**CHALLENGE:** Extract every line that contains the string "Poisson".

**EXERCISE INPUT:**
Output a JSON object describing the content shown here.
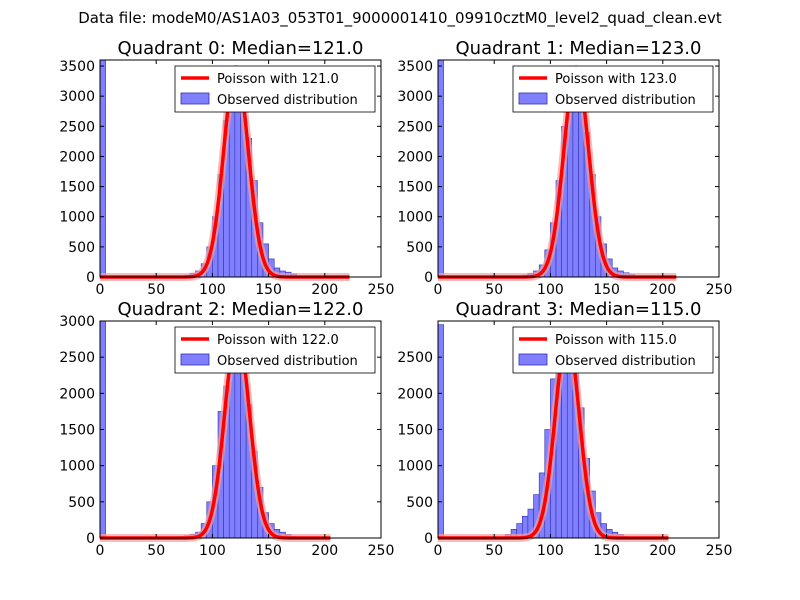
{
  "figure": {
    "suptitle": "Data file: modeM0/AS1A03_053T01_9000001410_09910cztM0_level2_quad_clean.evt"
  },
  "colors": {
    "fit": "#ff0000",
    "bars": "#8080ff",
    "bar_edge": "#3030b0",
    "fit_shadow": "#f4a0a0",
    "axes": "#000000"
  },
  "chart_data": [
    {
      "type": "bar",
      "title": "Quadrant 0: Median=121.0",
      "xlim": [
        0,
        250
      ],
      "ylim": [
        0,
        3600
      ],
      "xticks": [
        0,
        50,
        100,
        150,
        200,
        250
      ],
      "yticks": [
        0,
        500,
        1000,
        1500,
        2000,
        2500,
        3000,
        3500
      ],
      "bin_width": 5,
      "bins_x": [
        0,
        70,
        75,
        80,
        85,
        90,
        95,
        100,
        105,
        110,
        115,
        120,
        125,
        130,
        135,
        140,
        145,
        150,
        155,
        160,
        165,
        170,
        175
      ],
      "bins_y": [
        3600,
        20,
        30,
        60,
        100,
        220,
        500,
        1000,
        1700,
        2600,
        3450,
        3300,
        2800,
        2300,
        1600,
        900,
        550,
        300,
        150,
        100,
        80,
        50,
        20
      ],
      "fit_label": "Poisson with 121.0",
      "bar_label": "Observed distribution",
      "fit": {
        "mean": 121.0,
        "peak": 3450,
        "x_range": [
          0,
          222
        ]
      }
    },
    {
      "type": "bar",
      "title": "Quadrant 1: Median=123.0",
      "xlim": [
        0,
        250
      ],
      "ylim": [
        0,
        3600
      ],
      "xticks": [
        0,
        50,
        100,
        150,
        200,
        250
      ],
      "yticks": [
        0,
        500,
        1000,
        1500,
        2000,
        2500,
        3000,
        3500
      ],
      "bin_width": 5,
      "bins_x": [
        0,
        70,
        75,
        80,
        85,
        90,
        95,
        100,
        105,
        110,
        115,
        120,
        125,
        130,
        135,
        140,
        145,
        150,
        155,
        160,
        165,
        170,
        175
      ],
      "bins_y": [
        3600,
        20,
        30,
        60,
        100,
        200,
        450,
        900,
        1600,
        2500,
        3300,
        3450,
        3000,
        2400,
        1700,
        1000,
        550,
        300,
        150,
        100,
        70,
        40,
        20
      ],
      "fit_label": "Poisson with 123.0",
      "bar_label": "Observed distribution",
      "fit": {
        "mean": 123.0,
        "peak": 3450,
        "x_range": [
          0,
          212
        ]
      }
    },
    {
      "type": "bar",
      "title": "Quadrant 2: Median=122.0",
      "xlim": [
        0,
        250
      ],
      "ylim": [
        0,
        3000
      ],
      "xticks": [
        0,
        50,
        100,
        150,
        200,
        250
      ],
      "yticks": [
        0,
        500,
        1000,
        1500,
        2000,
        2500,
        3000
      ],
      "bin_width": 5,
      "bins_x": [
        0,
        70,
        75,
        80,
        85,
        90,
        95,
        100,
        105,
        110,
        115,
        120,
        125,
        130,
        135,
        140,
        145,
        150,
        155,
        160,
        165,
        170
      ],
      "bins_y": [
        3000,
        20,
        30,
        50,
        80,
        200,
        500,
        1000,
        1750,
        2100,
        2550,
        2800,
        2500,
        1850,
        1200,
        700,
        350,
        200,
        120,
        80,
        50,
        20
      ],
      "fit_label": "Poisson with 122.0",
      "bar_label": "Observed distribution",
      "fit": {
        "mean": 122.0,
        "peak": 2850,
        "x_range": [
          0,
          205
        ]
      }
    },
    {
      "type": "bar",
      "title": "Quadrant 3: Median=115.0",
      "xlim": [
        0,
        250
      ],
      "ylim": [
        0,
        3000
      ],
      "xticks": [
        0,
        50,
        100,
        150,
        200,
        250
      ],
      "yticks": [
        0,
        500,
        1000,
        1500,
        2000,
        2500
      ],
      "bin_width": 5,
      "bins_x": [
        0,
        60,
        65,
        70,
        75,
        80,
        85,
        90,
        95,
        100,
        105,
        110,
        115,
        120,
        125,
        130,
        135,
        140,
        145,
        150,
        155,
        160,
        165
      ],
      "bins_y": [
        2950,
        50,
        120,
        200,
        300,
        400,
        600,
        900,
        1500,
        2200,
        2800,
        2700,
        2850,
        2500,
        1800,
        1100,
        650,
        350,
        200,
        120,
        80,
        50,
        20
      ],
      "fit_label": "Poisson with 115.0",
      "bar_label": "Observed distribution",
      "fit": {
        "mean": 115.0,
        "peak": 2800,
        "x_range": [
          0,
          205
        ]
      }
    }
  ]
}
==
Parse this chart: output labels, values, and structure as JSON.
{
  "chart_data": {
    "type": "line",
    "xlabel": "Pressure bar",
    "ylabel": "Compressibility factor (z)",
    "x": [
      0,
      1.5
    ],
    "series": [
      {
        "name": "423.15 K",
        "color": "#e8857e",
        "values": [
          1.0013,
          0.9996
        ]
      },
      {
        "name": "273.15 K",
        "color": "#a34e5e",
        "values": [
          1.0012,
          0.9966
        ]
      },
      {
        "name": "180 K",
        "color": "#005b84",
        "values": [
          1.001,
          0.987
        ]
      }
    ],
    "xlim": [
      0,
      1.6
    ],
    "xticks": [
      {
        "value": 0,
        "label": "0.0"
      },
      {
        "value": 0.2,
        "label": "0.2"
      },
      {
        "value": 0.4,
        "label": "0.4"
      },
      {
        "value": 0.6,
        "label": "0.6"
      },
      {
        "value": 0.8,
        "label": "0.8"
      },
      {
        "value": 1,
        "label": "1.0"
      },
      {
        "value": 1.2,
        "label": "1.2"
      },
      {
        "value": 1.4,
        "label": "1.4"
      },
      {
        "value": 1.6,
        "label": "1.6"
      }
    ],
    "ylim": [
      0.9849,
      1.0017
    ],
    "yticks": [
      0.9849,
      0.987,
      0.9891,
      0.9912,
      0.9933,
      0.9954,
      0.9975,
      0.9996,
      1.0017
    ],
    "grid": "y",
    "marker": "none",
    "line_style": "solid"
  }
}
* * *
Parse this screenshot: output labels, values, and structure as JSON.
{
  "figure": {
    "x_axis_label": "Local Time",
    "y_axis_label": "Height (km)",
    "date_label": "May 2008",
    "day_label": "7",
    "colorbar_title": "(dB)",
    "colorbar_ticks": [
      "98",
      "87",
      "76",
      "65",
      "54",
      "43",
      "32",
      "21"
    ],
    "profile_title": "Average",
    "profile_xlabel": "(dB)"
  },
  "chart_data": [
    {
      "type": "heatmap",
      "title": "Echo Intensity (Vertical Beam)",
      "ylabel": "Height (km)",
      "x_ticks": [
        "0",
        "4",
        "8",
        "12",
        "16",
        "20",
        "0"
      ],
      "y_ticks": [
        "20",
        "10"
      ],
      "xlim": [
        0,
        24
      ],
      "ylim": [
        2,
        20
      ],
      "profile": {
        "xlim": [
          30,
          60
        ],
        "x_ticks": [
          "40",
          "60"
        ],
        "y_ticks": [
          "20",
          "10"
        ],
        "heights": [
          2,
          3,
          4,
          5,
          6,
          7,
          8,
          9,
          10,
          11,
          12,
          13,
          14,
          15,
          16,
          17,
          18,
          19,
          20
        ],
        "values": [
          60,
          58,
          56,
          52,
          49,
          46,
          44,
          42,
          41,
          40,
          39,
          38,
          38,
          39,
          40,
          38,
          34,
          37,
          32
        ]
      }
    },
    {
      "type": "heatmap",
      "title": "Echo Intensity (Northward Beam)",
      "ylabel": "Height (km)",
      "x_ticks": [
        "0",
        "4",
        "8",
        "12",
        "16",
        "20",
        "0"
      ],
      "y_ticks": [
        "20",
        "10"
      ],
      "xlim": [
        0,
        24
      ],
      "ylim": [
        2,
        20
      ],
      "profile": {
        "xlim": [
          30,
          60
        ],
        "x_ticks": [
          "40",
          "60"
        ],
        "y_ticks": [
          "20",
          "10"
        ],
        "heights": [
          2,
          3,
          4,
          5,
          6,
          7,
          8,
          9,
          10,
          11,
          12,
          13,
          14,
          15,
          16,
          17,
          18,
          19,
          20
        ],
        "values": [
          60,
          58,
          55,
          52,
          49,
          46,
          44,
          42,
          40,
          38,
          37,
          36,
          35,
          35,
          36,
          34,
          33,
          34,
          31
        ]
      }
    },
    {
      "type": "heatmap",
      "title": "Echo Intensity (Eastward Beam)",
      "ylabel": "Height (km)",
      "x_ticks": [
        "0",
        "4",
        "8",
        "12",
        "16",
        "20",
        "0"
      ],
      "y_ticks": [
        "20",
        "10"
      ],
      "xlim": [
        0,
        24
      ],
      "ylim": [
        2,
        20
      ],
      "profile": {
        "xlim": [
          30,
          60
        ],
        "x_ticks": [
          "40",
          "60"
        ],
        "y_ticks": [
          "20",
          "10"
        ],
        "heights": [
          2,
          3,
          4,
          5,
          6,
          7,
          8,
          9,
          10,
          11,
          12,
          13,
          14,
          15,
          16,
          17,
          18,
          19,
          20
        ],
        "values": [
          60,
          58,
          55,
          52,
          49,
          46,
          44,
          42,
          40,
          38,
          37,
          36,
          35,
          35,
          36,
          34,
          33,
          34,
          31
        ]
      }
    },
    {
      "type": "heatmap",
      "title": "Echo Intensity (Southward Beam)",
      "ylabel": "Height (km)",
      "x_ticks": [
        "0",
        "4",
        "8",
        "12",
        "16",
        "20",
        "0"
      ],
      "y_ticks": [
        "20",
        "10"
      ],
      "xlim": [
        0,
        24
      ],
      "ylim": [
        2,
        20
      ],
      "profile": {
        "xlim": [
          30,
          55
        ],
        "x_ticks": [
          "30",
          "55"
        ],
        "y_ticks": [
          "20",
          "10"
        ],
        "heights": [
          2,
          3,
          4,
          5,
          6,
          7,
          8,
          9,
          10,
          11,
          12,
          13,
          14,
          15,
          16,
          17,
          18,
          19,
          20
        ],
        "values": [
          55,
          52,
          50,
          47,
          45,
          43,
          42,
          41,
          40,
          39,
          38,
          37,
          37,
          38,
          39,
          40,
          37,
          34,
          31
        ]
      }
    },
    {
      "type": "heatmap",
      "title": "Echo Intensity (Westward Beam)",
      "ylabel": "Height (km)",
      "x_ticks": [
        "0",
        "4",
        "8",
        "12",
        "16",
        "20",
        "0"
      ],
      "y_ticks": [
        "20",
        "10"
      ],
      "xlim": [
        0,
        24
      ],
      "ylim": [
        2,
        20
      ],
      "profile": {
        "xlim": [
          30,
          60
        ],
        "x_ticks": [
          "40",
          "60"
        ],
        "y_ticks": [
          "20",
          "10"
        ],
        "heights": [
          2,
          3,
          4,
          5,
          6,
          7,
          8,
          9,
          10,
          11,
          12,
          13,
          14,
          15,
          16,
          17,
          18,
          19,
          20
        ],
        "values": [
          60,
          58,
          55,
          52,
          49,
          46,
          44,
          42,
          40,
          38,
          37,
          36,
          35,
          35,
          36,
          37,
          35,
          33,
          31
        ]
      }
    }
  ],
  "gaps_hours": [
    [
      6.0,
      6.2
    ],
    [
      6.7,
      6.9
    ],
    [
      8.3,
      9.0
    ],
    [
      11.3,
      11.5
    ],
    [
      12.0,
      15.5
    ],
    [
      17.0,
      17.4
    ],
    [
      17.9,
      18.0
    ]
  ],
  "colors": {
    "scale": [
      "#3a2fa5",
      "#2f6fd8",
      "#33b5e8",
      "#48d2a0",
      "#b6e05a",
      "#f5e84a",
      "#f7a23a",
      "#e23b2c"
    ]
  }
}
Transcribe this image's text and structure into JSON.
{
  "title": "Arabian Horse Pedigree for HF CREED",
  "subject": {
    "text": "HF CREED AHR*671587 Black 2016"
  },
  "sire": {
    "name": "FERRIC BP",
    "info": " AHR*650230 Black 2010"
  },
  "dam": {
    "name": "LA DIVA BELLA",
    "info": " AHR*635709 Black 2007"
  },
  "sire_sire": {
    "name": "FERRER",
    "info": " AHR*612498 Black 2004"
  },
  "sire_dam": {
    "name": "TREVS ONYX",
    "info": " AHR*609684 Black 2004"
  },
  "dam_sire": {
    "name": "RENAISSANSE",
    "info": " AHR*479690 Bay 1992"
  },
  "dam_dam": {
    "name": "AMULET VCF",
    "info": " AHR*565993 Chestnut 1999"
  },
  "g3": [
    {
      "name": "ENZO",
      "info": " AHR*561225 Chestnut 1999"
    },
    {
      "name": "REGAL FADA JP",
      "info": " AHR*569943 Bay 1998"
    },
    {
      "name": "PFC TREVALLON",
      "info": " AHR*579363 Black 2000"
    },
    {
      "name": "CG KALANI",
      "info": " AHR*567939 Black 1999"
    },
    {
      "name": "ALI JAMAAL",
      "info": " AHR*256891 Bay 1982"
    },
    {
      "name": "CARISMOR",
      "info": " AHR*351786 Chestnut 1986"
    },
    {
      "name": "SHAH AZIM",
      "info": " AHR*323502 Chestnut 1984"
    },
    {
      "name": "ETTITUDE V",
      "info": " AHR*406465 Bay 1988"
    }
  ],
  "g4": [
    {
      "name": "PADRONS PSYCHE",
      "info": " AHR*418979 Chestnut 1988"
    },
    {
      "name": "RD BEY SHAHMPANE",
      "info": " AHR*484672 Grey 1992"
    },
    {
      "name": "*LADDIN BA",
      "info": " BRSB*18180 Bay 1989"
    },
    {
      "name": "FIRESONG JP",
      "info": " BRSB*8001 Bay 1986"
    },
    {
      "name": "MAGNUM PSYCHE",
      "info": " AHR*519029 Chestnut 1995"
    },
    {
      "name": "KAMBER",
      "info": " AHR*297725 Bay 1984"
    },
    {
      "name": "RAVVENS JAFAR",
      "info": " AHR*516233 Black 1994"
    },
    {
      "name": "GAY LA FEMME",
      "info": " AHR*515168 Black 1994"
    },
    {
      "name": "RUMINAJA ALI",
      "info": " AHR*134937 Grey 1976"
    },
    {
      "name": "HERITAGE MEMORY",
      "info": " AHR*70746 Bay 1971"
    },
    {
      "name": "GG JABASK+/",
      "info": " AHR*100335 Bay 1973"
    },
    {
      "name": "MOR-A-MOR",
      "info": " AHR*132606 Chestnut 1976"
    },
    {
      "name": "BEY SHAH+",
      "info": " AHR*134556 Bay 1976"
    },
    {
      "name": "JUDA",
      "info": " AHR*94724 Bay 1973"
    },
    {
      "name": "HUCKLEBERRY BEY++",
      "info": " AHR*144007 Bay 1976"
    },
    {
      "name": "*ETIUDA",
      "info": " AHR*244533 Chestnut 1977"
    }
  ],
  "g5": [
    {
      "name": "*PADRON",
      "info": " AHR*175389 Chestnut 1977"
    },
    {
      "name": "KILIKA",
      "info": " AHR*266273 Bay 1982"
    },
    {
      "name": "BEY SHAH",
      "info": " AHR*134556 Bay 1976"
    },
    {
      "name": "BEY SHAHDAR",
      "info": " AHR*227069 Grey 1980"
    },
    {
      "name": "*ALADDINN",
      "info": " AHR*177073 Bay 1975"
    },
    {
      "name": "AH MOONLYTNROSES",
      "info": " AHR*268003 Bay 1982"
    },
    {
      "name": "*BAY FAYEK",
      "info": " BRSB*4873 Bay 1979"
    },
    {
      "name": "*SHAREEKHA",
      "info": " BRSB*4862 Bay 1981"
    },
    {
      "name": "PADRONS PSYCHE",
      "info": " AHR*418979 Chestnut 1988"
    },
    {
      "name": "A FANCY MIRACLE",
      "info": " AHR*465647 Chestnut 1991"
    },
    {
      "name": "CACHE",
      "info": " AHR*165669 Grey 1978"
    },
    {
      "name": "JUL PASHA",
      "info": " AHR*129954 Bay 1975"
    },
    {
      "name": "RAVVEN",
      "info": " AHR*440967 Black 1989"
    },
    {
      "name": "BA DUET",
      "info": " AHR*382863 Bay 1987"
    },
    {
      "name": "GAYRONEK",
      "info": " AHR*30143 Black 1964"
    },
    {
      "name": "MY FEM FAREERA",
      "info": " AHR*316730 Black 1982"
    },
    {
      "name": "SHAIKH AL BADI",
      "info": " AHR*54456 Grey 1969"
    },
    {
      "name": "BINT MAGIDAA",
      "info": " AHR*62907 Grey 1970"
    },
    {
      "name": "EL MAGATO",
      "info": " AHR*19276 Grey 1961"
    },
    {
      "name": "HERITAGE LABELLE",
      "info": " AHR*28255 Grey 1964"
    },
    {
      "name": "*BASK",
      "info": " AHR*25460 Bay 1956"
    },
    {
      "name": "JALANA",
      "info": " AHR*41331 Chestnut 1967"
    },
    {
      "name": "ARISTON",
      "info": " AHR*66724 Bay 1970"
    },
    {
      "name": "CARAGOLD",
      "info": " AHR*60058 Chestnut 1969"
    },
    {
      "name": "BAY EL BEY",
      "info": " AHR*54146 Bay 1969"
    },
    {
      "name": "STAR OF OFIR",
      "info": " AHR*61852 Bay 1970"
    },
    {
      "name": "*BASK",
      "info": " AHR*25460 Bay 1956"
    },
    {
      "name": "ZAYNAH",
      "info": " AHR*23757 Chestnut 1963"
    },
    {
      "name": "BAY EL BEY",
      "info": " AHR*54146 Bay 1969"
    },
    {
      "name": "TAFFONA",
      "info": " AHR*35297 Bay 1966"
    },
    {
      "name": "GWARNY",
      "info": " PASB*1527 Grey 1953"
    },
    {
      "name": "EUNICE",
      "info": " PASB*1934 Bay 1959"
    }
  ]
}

**TASK OUTPUT:**
      "fit_label": "Poisson with 121.0",
      "fit_label": "Poisson with 123.0",
      "fit_label": "Poisson with 122.0",
      "fit_label": "Poisson with 115.0",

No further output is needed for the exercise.